The exercise: The complete listing should be restated exactly.

(Stored items)
···

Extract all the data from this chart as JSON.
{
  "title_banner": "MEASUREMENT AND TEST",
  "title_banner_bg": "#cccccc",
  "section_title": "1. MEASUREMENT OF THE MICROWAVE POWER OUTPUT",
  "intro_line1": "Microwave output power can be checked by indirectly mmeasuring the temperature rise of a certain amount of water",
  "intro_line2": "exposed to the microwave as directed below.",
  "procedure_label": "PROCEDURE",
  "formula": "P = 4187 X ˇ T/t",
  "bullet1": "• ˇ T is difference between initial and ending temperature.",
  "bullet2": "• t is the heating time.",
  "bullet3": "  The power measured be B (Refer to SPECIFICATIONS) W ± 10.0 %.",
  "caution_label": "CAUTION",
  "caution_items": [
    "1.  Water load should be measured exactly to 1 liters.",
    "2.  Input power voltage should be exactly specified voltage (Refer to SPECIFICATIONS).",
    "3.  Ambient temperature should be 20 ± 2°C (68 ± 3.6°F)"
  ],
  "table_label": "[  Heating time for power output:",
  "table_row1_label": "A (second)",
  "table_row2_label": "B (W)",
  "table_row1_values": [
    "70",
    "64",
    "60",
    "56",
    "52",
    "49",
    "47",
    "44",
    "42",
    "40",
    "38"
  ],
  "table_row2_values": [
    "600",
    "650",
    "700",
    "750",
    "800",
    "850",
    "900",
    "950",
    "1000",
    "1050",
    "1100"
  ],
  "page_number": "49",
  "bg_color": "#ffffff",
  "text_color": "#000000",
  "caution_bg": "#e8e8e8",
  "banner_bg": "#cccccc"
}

···

Right answer:
Extract all the data from this chart as JSON.
{
  "title_banner": "MEASUREMENT AND TEST",
  "title_banner_bg": "#cccccc",
  "section_title": "1. MEASUREMENT OF THE MICROWAVE POWER OUTPUT",
  "intro_line1": "Microwave output power can be checked by indirectly mmeasuring the temperature rise of a certain amount of water",
  "intro_line2": "exposed to the microwave as directed below.",
  "procedure_label": "PROCEDURE",
  "formula": "P = 4187 X ˇ T/t",
  "bullet1": "• ˇ T is difference between initial and ending temperature.",
  "bullet2": "• t is the heating time.",
  "bullet3": "  The power measured be B (Refer to SPECIFICATIONS) W ± 10.0 %.",
  "caution_label": "CAUTION",
  "caution_items": [
    "1.  Water load should be measured exactly to 1 liters.",
    "2.  Input power voltage should be exactly specified voltage (Refer to SPECIFICATIONS).",
    "3.  Ambient temperature should be 20 ± 2°C (68 ± 3.6°F)"
  ],
  "table_label": "[  Heating time for power output:",
  "table_row1_label": "A (second)",
  "table_row2_label": "B (W)",
  "table_row1_values": [
    "70",
    "64",
    "60",
    "56",
    "52",
    "49",
    "47",
    "44",
    "42",
    "40",
    "38"
  ],
  "table_row2_values": [
    "600",
    "650",
    "700",
    "750",
    "800",
    "850",
    "900",
    "950",
    "1000",
    "1050",
    "1100"
  ],
  "page_number": "49",
  "bg_color": "#ffffff",
  "text_color": "#000000",
  "caution_bg": "#e8e8e8",
  "banner_bg": "#cccccc"
}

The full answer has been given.